• _What is needed_:
Set down each entry from the block beneath, exactly as written.
### Record extracts
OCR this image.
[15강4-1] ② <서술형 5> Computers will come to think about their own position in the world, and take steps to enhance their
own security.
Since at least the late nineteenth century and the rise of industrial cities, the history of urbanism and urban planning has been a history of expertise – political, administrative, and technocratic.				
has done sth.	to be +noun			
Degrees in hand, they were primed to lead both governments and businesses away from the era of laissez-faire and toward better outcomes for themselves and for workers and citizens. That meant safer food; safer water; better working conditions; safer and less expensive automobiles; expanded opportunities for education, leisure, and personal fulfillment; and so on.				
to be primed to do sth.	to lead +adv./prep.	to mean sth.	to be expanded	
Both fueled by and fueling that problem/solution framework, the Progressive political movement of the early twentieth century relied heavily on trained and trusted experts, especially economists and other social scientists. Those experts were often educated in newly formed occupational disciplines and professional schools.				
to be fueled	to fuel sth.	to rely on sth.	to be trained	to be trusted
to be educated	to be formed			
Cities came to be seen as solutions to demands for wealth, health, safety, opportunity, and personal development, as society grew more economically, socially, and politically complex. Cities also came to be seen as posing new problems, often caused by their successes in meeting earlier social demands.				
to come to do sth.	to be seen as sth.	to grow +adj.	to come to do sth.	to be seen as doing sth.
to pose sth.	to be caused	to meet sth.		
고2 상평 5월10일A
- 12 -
######
• _Output_:
OCR this image.
[15강4-1] ② <서술형 5> Computers will come to think about their own position in the world, and take steps to enhance their
own security.
Since at least the late nineteenth century and the rise of industrial cities, the history of urbanism and urban planning has been a history of expertise – political, administrative, and technocratic.				
has done sth.	to be +noun			
Degrees in hand, they were primed to lead both governments and businesses away from the era of laissez-faire and toward better outcomes for themselves and for workers and citizens. That meant safer food; safer water; better working conditions; safer and less expensive automobiles; expanded opportunities for education, leisure, and personal fulfillment; and so on.				
to be primed to do sth.	to lead +adv./prep.	to mean sth.	to be expanded	
Both fueled by and fueling that problem/solution framework, the Progressive political movement of the early twentieth century relied heavily on trained and trusted experts, especially economists and other social scientists. Those experts were often educated in newly formed occupational disciplines and professional schools.				
to be fueled	to fuel sth.	to rely on sth.	to be trained	to be trusted
to be educated	to be formed			
Cities came to be seen as solutions to demands for wealth, health, safety, opportunity, and personal development, as society grew more economically, socially, and politically complex. Cities also came to be seen as posing new problems, often caused by their successes in meeting earlier social demands.				
to come to do sth.	to be seen as sth.	to grow +adj.	to come to do sth.	to be seen as doing sth.
to pose sth.	to be caused	to meet sth.		
고2 상평 5월10일A
- 12 -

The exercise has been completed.